━━ RECORDS TO PROCESS ━━
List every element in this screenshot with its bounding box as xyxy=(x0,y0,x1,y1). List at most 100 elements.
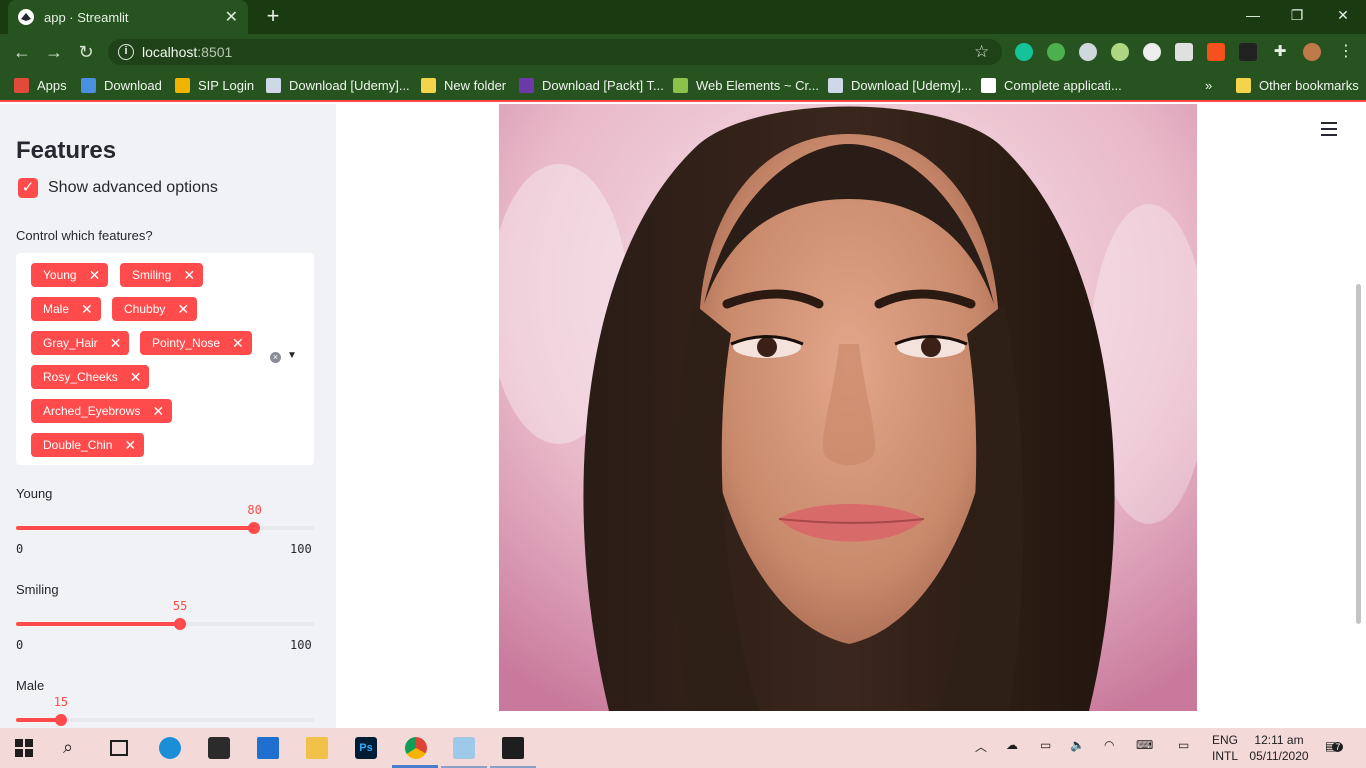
extension-icon[interactable] xyxy=(1239,43,1257,61)
store-icon[interactable] xyxy=(208,737,230,759)
windows-start-icon[interactable] xyxy=(15,739,33,757)
remove-tag-icon[interactable]: ✕ xyxy=(177,297,189,321)
restore-button[interactable]: ❐ xyxy=(1274,0,1320,30)
file-explorer-icon[interactable] xyxy=(306,737,328,759)
shield-extension-icon[interactable] xyxy=(1175,43,1193,61)
remove-tag-icon[interactable]: ✕ xyxy=(130,365,142,389)
system-clock[interactable]: 12:11 am 05/11/2020 xyxy=(1248,732,1310,764)
notifications-icon[interactable]: ▤7 xyxy=(1325,739,1344,753)
advanced-options-checkbox[interactable]: ✓ xyxy=(18,178,38,198)
puzzle-extensions-icon[interactable]: ✚ xyxy=(1271,43,1289,61)
feature-tag[interactable]: Pointy_Nose ✕ xyxy=(140,331,252,355)
chrome-icon[interactable] xyxy=(405,737,427,759)
notepad-icon[interactable] xyxy=(453,737,475,759)
bookmark-item[interactable]: Apps xyxy=(14,76,67,94)
bookmark-item[interactable]: Complete applicati... xyxy=(981,76,1122,94)
extension-icon[interactable] xyxy=(1143,43,1161,61)
bookmark-label: Complete applicati... xyxy=(1004,77,1122,93)
remove-tag-icon[interactable]: ✕ xyxy=(89,263,101,287)
feature-tag[interactable]: Double_Chin ✕ xyxy=(31,433,145,457)
feature-tag[interactable]: Smiling ✕ xyxy=(120,263,204,287)
volume-icon[interactable]: 🔈 xyxy=(1070,738,1085,752)
address-bar[interactable]: i localhost:8501 xyxy=(108,39,1002,65)
bookmark-item[interactable]: New folder xyxy=(421,76,506,94)
bookmark-item[interactable]: Download [Packt] T... xyxy=(519,76,664,94)
feature-tag[interactable]: Rosy_Cheeks ✕ xyxy=(31,365,150,389)
main-content xyxy=(336,104,1366,728)
remove-tag-icon[interactable]: ✕ xyxy=(124,433,136,457)
feature-tag[interactable]: Young ✕ xyxy=(31,263,109,287)
tab-close-icon[interactable]: ✕ xyxy=(225,7,238,27)
feature-tag-label: Chubby xyxy=(124,302,166,316)
feature-tag[interactable]: Male ✕ xyxy=(31,297,101,321)
edge-icon[interactable] xyxy=(159,737,181,759)
onedrive-icon[interactable]: ☁ xyxy=(1006,738,1018,752)
slider-thumb[interactable] xyxy=(173,618,186,630)
features-multiselect[interactable]: × ▼ Young ✕ Smiling ✕ Male ✕ Chubby ✕ Gray_Hair ✕… xyxy=(16,253,314,465)
remove-tag-icon[interactable]: ✕ xyxy=(183,263,195,287)
feature-tag-label: Double_Chin xyxy=(43,438,113,452)
slider-label: Young xyxy=(16,486,53,501)
task-view-icon[interactable] xyxy=(110,740,128,756)
tablet-mode-icon[interactable]: ▭ xyxy=(1178,738,1189,752)
feature-tag[interactable]: Arched_Eyebrows ✕ xyxy=(31,399,173,423)
bookmark-item[interactable]: Web Elements ~ Cr... xyxy=(673,76,819,94)
slider-thumb[interactable] xyxy=(248,522,261,534)
bookmark-item[interactable]: Download [Udemy]... xyxy=(828,76,972,94)
chevron-up-icon[interactable]: ︿ xyxy=(975,738,987,755)
bookmark-item[interactable]: Download [Udemy]... xyxy=(266,76,410,94)
slider-max: 100 xyxy=(290,542,312,556)
tab-title: app · Streamlit xyxy=(44,9,129,25)
wifi-icon[interactable]: ◠ xyxy=(1104,738,1114,752)
site-info-icon[interactable]: i xyxy=(118,44,134,60)
advanced-options-label[interactable]: Show advanced options xyxy=(48,179,218,197)
terminal-icon[interactable] xyxy=(502,737,524,759)
bookmark-label: Download [Packt] T... xyxy=(542,77,664,93)
slider-track[interactable] xyxy=(16,622,314,626)
input-language[interactable]: ENG INTL xyxy=(1212,732,1238,764)
page-icon xyxy=(828,77,843,93)
folder-icon xyxy=(421,77,436,93)
browser-tab[interactable]: app · Streamlit ✕ xyxy=(8,0,248,34)
clear-all-icon[interactable]: × xyxy=(270,352,281,363)
feature-tag-label: Rosy_Cheeks xyxy=(43,370,118,384)
remove-tag-icon[interactable]: ✕ xyxy=(152,399,164,423)
photoshop-icon[interactable]: Ps xyxy=(355,737,377,759)
search-icon[interactable]: ⌕ xyxy=(63,737,85,759)
main-menu-icon[interactable] xyxy=(1321,122,1337,140)
forward-arrow-icon[interactable]: → xyxy=(42,40,66,64)
bookmarks-overflow-button[interactable]: » xyxy=(1205,76,1212,94)
slider-track[interactable] xyxy=(16,526,314,530)
scrollbar[interactable] xyxy=(1356,284,1361,624)
slider-label: Male xyxy=(16,678,45,693)
mail-icon[interactable] xyxy=(257,737,279,759)
sip-icon xyxy=(175,77,190,93)
slider-thumb[interactable] xyxy=(54,714,67,726)
new-tab-button[interactable]: + xyxy=(260,4,286,30)
other-bookmarks[interactable]: Other bookmarks xyxy=(1236,76,1359,94)
back-arrow-icon[interactable]: ← xyxy=(10,40,34,64)
extension-icon[interactable] xyxy=(1079,43,1097,61)
bookmark-item[interactable]: Download xyxy=(81,76,162,94)
extension-icon[interactable] xyxy=(1111,43,1129,61)
remove-tag-icon[interactable]: ✕ xyxy=(232,331,244,355)
bookmark-item[interactable]: SIP Login xyxy=(175,76,254,94)
extension-icon[interactable] xyxy=(1207,43,1225,61)
minimize-button[interactable]: — xyxy=(1230,0,1276,30)
profile-avatar[interactable] xyxy=(1303,43,1321,61)
feature-tag[interactable]: Gray_Hair ✕ xyxy=(31,331,130,355)
reload-icon[interactable]: ↻ xyxy=(74,40,98,64)
feature-tag-label: Smiling xyxy=(132,268,172,282)
battery-icon[interactable]: ▭ xyxy=(1040,738,1051,752)
chevron-down-icon[interactable]: ▼ xyxy=(287,350,297,361)
remove-tag-icon[interactable]: ✕ xyxy=(110,331,122,355)
feature-tag-label: Young xyxy=(43,268,77,282)
remove-tag-icon[interactable]: ✕ xyxy=(81,297,93,321)
bookmark-star-icon[interactable]: ☆ xyxy=(974,42,989,62)
close-window-button[interactable]: ✕ xyxy=(1320,0,1366,30)
browser-menu-icon[interactable]: ⋮ xyxy=(1337,43,1355,61)
feature-tag[interactable]: Chubby ✕ xyxy=(112,297,198,321)
grammarly-extension-icon[interactable] xyxy=(1015,43,1033,61)
keyboard-icon[interactable]: ⌨ xyxy=(1136,738,1153,752)
extension-icon[interactable] xyxy=(1047,43,1065,61)
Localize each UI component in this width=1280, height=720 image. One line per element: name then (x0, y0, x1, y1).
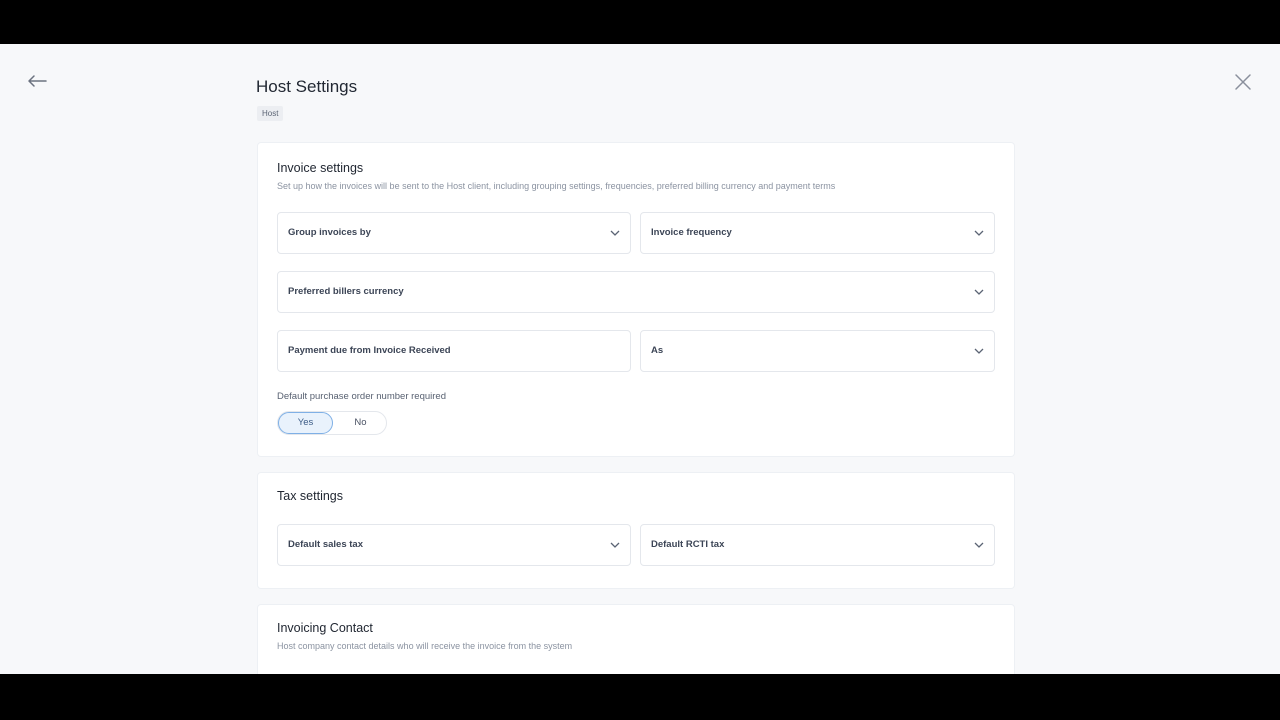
invoice-settings-title: Invoice settings (277, 161, 364, 175)
group-invoices-by-select[interactable]: Group invoices by (277, 212, 631, 254)
chevron-down-icon (974, 289, 984, 295)
invoicing-contact-card: Invoicing Contact Host company contact d… (258, 605, 1014, 674)
chevron-down-icon (974, 348, 984, 354)
close-button[interactable] (1233, 72, 1253, 92)
arrow-left-icon (28, 75, 47, 87)
invoicing-contact-title: Invoicing Contact (277, 621, 373, 635)
preferred-currency-select[interactable]: Preferred billers currency (277, 271, 995, 313)
chevron-down-icon (974, 542, 984, 548)
default-rcti-tax-label: Default RCTI tax (651, 539, 725, 550)
tax-settings-title: Tax settings (277, 489, 344, 503)
po-yes-option[interactable]: Yes (278, 412, 333, 434)
invoice-frequency-label: Invoice frequency (651, 227, 732, 238)
payment-due-as-label: As (651, 345, 664, 356)
invoicing-contact-subtitle: Host company contact details who will re… (277, 641, 573, 651)
invoice-settings-subtitle: Set up how the invoices will be sent to … (277, 181, 836, 191)
payment-due-as-select[interactable]: As (640, 330, 995, 372)
po-required-label: Default purchase order number required (277, 391, 446, 402)
settings-viewport: Host Settings Host Invoice settings Set … (0, 44, 1280, 674)
invoice-frequency-select[interactable]: Invoice frequency (640, 212, 995, 254)
tax-settings-card: Tax settings Default sales tax Default R… (258, 473, 1014, 588)
default-rcti-tax-select[interactable]: Default RCTI tax (640, 524, 995, 566)
default-sales-tax-select[interactable]: Default sales tax (277, 524, 631, 566)
default-sales-tax-label: Default sales tax (288, 539, 363, 550)
page-title: Host Settings (256, 77, 358, 96)
back-button[interactable] (26, 72, 48, 90)
chevron-down-icon (974, 230, 984, 236)
invoice-settings-card: Invoice settings Set up how the invoices… (258, 143, 1014, 456)
payment-due-label: Payment due from Invoice Received (288, 345, 451, 356)
po-no-option[interactable]: No (333, 412, 388, 434)
host-tag: Host (257, 106, 284, 121)
payment-due-input[interactable]: Payment due from Invoice Received (277, 330, 631, 372)
chevron-down-icon (610, 542, 620, 548)
chevron-down-icon (610, 230, 620, 236)
po-required-toggle: Yes No (277, 411, 387, 435)
preferred-currency-label: Preferred billers currency (288, 286, 404, 297)
close-icon (1235, 74, 1251, 90)
group-invoices-by-label: Group invoices by (288, 227, 371, 238)
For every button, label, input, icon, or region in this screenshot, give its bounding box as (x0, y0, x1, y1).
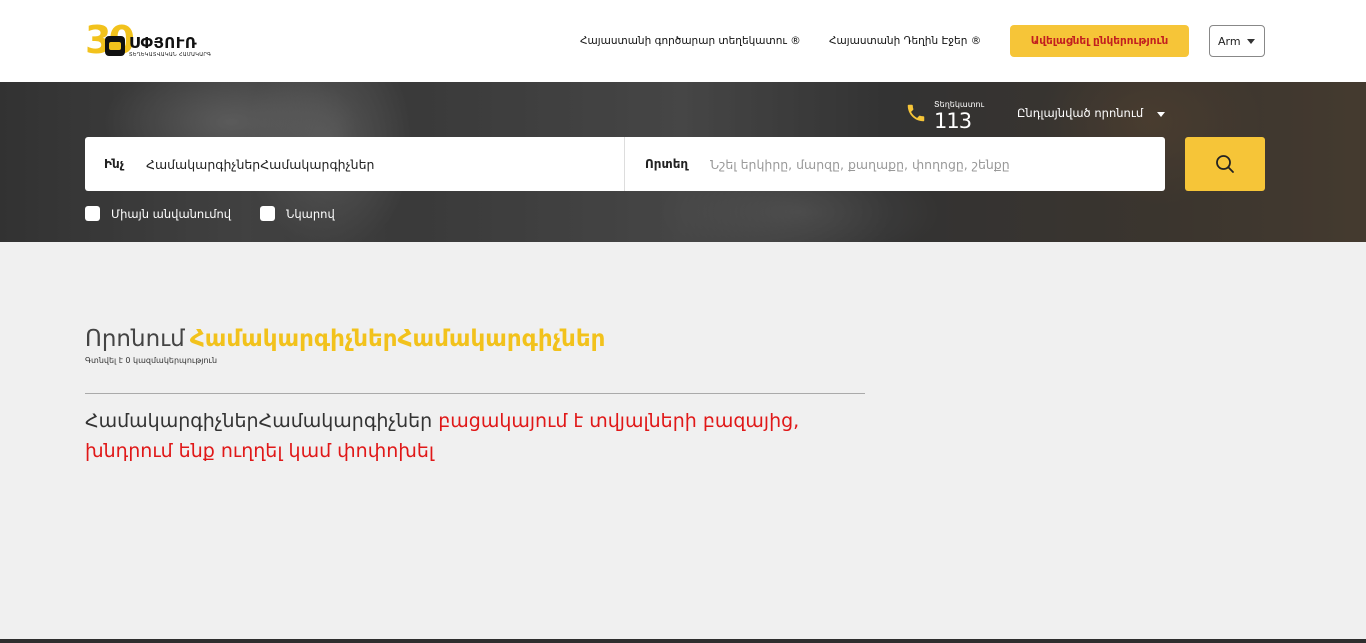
logo-badge-icon (105, 36, 125, 56)
phone-icon (907, 104, 925, 122)
add-company-button[interactable]: Ավելացնել ընկերություն (1010, 25, 1189, 57)
footer (0, 639, 1366, 643)
where-label: Որտեղ (645, 157, 689, 171)
what-label: Ինչ (104, 157, 125, 171)
search-icon (1216, 155, 1234, 173)
field-divider (624, 137, 625, 191)
filter-name-only-label: Միայն անվանումով (111, 206, 232, 221)
no-results-message: ՀամակարգիչներՀամակարգիչներ բացակայում է … (85, 406, 875, 466)
results-title: Որոնում ՀամակարգիչներՀամակարգիչներ (85, 326, 605, 352)
filter-name-only[interactable]: Միայն անվանումով (85, 206, 231, 221)
results-query: ՀամակարգիչներՀամակարգիչներ (189, 326, 606, 352)
where-input[interactable] (710, 151, 1130, 177)
caret-down-icon (1157, 112, 1165, 117)
results-count: Գտնվել է 0 կազմակերպություն (85, 356, 218, 365)
logo-name: ՍՓՅՈՒՌ (129, 34, 198, 52)
no-results-query: ՀամակարգիչներՀամակարգիչներ (85, 410, 433, 432)
hotline-number: 113 (934, 109, 972, 133)
filter-with-photo[interactable]: Նկարով (260, 206, 335, 221)
divider (85, 393, 865, 394)
language-value: Arm (1218, 34, 1241, 48)
advanced-search-toggle[interactable]: Ընդլայնված որոնում (1017, 106, 1143, 120)
search-box: Ինչ ՀամակարգիչներՀամակարգիչներ Որտեղ (85, 137, 1165, 191)
nav-yellow-pages[interactable]: Հայաստանի Դեղին Էջեր ® (829, 35, 981, 47)
hero-search-section: Տեղեկատու 113 Ընդլայնված որոնում Ինչ Համ… (0, 82, 1366, 242)
filter-name-only-checkbox[interactable] (85, 206, 100, 221)
hotline[interactable]: Տեղեկատու 113 (905, 100, 995, 133)
language-select[interactable]: Arm (1209, 25, 1265, 57)
logo[interactable]: 30 ՍՓՅՈՒՌ ՏԵՂԵԿԱՏՎԱԿԱՆ ՀԱՄԱԿԱՐԳ (85, 20, 211, 62)
site-header: 30 ՍՓՅՈՒՌ ՏԵՂԵԿԱՏՎԱԿԱՆ ՀԱՄԱԿԱՐԳ Հայաստան… (0, 0, 1366, 82)
filter-with-photo-checkbox[interactable] (260, 206, 275, 221)
results-prefix: Որոնում (85, 326, 185, 352)
results-section: Որոնում ՀամակարգիչներՀամակարգիչներ Գտնվե… (0, 242, 1366, 639)
what-input[interactable]: ՀամակարգիչներՀամակարգիչներ (146, 157, 374, 172)
filter-with-photo-label: Նկարով (286, 206, 335, 221)
nav-business-directory[interactable]: Հայաստանի գործարար տեղեկատու ® (580, 35, 801, 47)
hotline-label: Տեղեկատու (934, 100, 985, 109)
caret-down-icon (1247, 39, 1255, 44)
logo-subtitle: ՏԵՂԵԿԱՏՎԱԿԱՆ ՀԱՄԱԿԱՐԳ (129, 52, 212, 58)
search-button[interactable] (1185, 137, 1265, 191)
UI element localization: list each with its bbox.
━━━
WORK INSTRUCTIONS:
Gather every line of the data above that contains the string "applicati", matching case exactly.

FINISHED TASK:
bookmark-item[interactable]: Complete applicati... xyxy=(981,76,1122,94)
bookmark-label: Complete applicati... xyxy=(1004,77,1122,93)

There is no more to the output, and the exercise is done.